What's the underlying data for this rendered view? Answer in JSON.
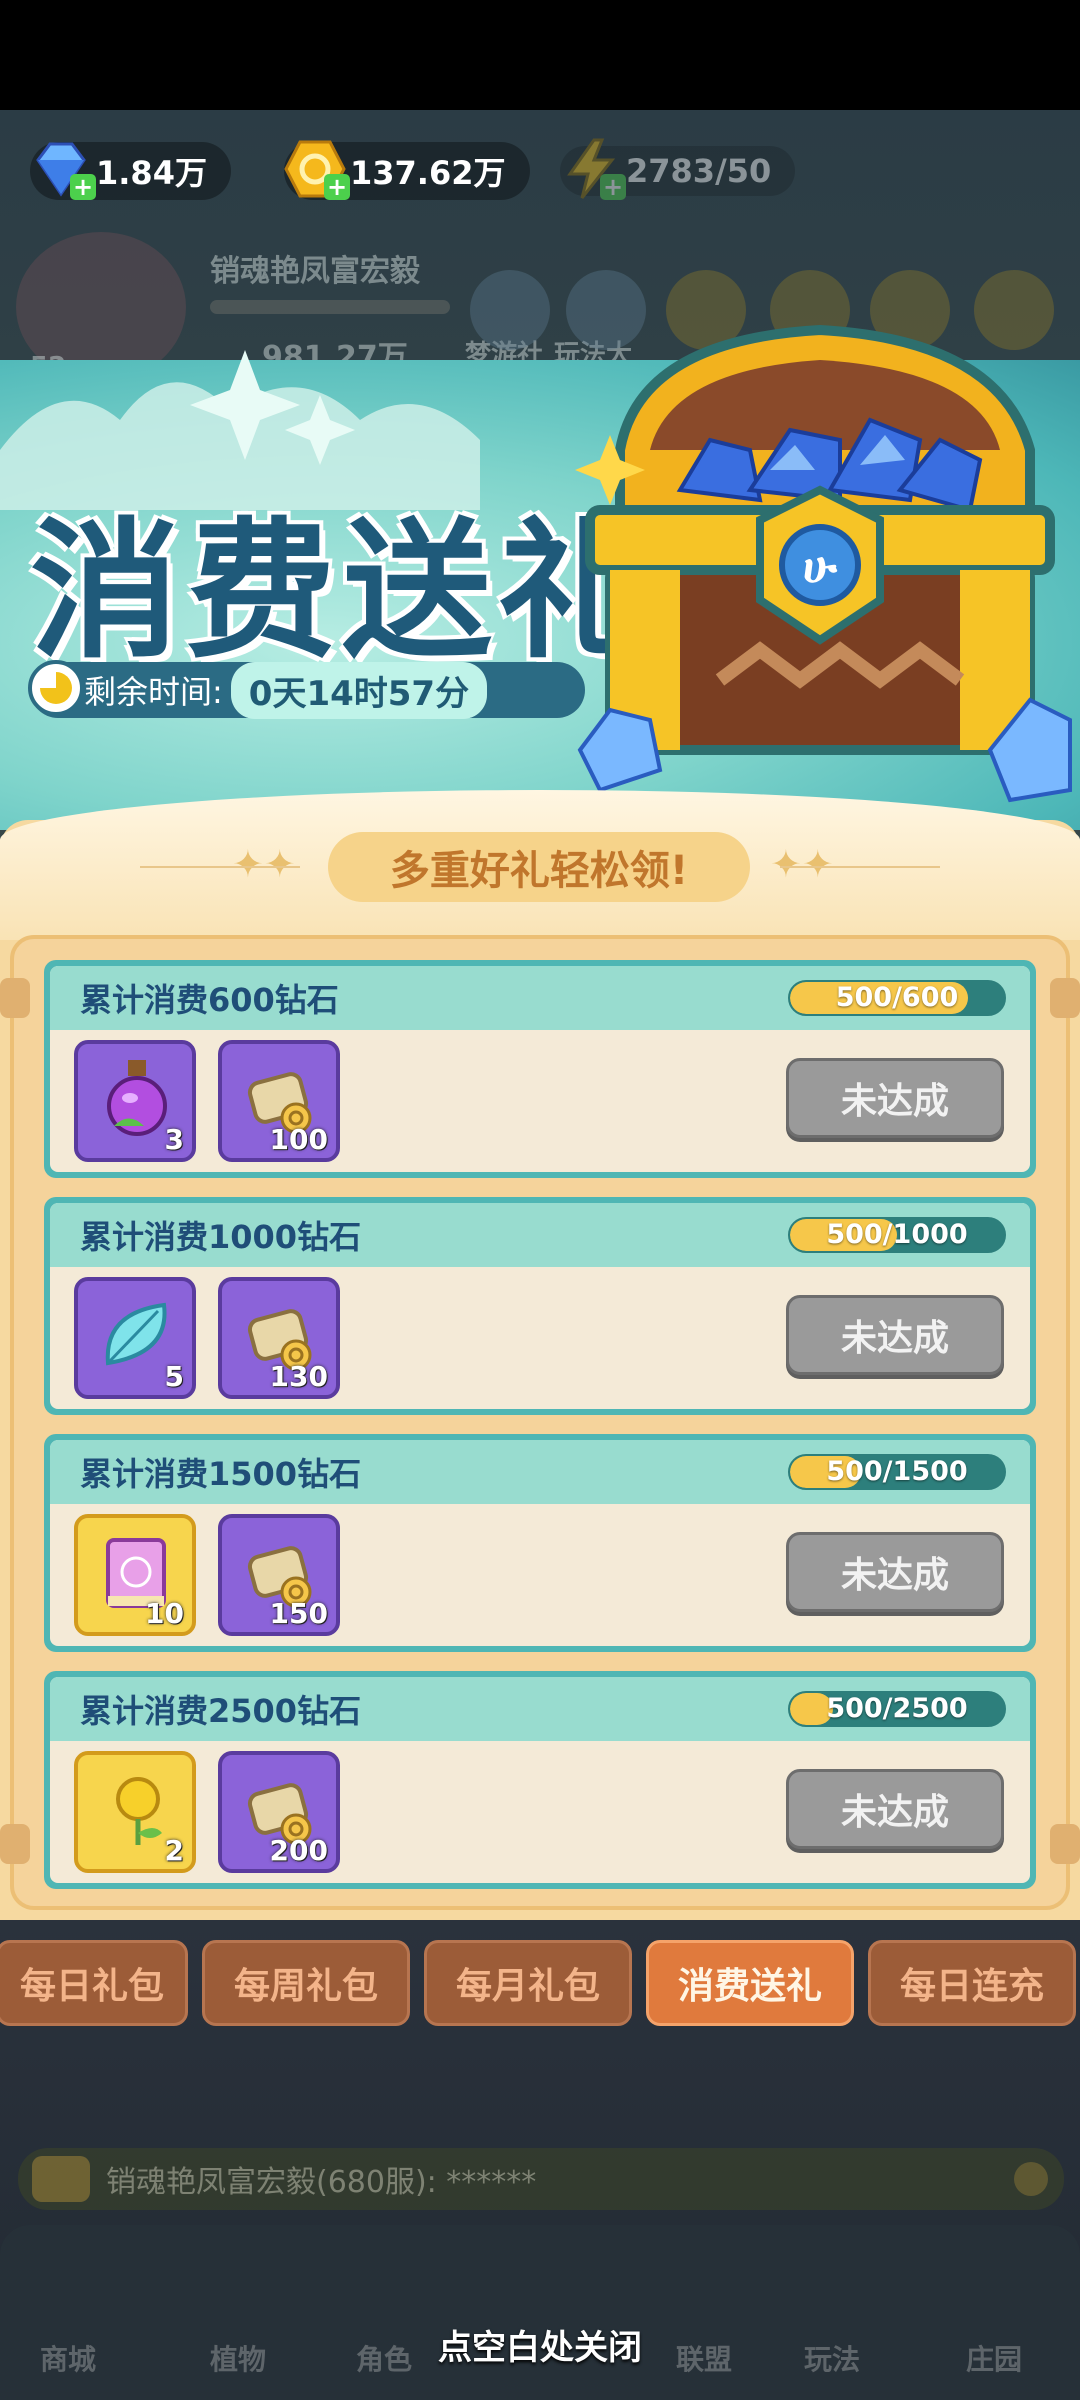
{
  "top_bar": {
    "diamonds": "1.84万",
    "coins": "137.62万",
    "energy": "2783/50"
  },
  "background": {
    "player_name": "销魂艳凤富宏毅",
    "player_level": "52",
    "player_power": "981.27万",
    "menu_1": "梦游社",
    "menu_2": "玩法大"
  },
  "banner": {
    "title": "消费送礼",
    "timer_label": "剩余时间:",
    "timer_value": "0天14时57分"
  },
  "panel": {
    "subtitle": "多重好礼轻松领!"
  },
  "tiers": [
    {
      "title": "累计消费600钻石",
      "progress_text": "500/600",
      "progress": 0.833,
      "button": "未达成",
      "rewards": [
        {
          "icon": "purple-potion-icon",
          "count": "3",
          "frame": "purple"
        },
        {
          "icon": "scroll-coin-icon",
          "count": "100",
          "frame": "purple"
        }
      ]
    },
    {
      "title": "累计消费1000钻石",
      "progress_text": "500/1000",
      "progress": 0.5,
      "button": "未达成",
      "rewards": [
        {
          "icon": "crystal-leaf-icon",
          "count": "5",
          "frame": "purple"
        },
        {
          "icon": "scroll-coin-icon",
          "count": "130",
          "frame": "purple"
        }
      ]
    },
    {
      "title": "累计消费1500钻石",
      "progress_text": "500/1500",
      "progress": 0.333,
      "button": "未达成",
      "rewards": [
        {
          "icon": "pink-book-icon",
          "count": "10",
          "frame": "gold"
        },
        {
          "icon": "scroll-coin-icon",
          "count": "150",
          "frame": "purple"
        }
      ]
    },
    {
      "title": "累计消费2500钻石",
      "progress_text": "500/2500",
      "progress": 0.2,
      "button": "未达成",
      "rewards": [
        {
          "icon": "golden-flower-icon",
          "count": "2",
          "frame": "gold"
        },
        {
          "icon": "scroll-coin-icon",
          "count": "200",
          "frame": "purple"
        }
      ]
    }
  ],
  "tabs": [
    "每日礼包",
    "每周礼包",
    "每月礼包",
    "消费送礼",
    "每日连充"
  ],
  "active_tab": "消费送礼",
  "chat": {
    "text": "销魂艳凤富宏毅(680服): ******"
  },
  "bottom": {
    "close_hint": "点空白处关闭",
    "nav_1": "商城",
    "nav_2": "植物",
    "nav_3": "角色",
    "nav_4": "联盟",
    "nav_5": "玩法",
    "nav_6": "庄园"
  },
  "colors": {
    "accent_teal": "#4fb6b4",
    "title_blue": "#1f4e78",
    "progress_fill": "#f6c74a",
    "button_disabled": "#9a9a9a",
    "tab_active": "#e07a3d"
  }
}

────────────────────────────────────────

Reproduce every line precisely as given, omitting all pictures.

(Result of this task):
What's the underlying data for this rendered view? Answer in JSON.
{
  "top_bar": {
    "diamonds": "1.84万",
    "coins": "137.62万",
    "energy": "2783/50"
  },
  "background": {
    "player_name": "销魂艳凤富宏毅",
    "player_level": "52",
    "player_power": "981.27万",
    "menu_1": "梦游社",
    "menu_2": "玩法大"
  },
  "banner": {
    "title": "消费送礼",
    "timer_label": "剩余时间:",
    "timer_value": "0天14时57分"
  },
  "panel": {
    "subtitle": "多重好礼轻松领!"
  },
  "tiers": [
    {
      "title": "累计消费600钻石",
      "progress_text": "500/600",
      "progress": 0.833,
      "button": "未达成",
      "rewards": [
        {
          "icon": "purple-potion-icon",
          "count": "3",
          "frame": "purple"
        },
        {
          "icon": "scroll-coin-icon",
          "count": "100",
          "frame": "purple"
        }
      ]
    },
    {
      "title": "累计消费1000钻石",
      "progress_text": "500/1000",
      "progress": 0.5,
      "button": "未达成",
      "rewards": [
        {
          "icon": "crystal-leaf-icon",
          "count": "5",
          "frame": "purple"
        },
        {
          "icon": "scroll-coin-icon",
          "count": "130",
          "frame": "purple"
        }
      ]
    },
    {
      "title": "累计消费1500钻石",
      "progress_text": "500/1500",
      "progress": 0.333,
      "button": "未达成",
      "rewards": [
        {
          "icon": "pink-book-icon",
          "count": "10",
          "frame": "gold"
        },
        {
          "icon": "scroll-coin-icon",
          "count": "150",
          "frame": "purple"
        }
      ]
    },
    {
      "title": "累计消费2500钻石",
      "progress_text": "500/2500",
      "progress": 0.2,
      "button": "未达成",
      "rewards": [
        {
          "icon": "golden-flower-icon",
          "count": "2",
          "frame": "gold"
        },
        {
          "icon": "scroll-coin-icon",
          "count": "200",
          "frame": "purple"
        }
      ]
    }
  ],
  "tabs": [
    "每日礼包",
    "每周礼包",
    "每月礼包",
    "消费送礼",
    "每日连充"
  ],
  "active_tab": "消费送礼",
  "chat": {
    "text": "销魂艳凤富宏毅(680服): ******"
  },
  "bottom": {
    "close_hint": "点空白处关闭",
    "nav_1": "商城",
    "nav_2": "植物",
    "nav_3": "角色",
    "nav_4": "联盟",
    "nav_5": "玩法",
    "nav_6": "庄园"
  },
  "colors": {
    "accent_teal": "#4fb6b4",
    "title_blue": "#1f4e78",
    "progress_fill": "#f6c74a",
    "button_disabled": "#9a9a9a",
    "tab_active": "#e07a3d"
  }
}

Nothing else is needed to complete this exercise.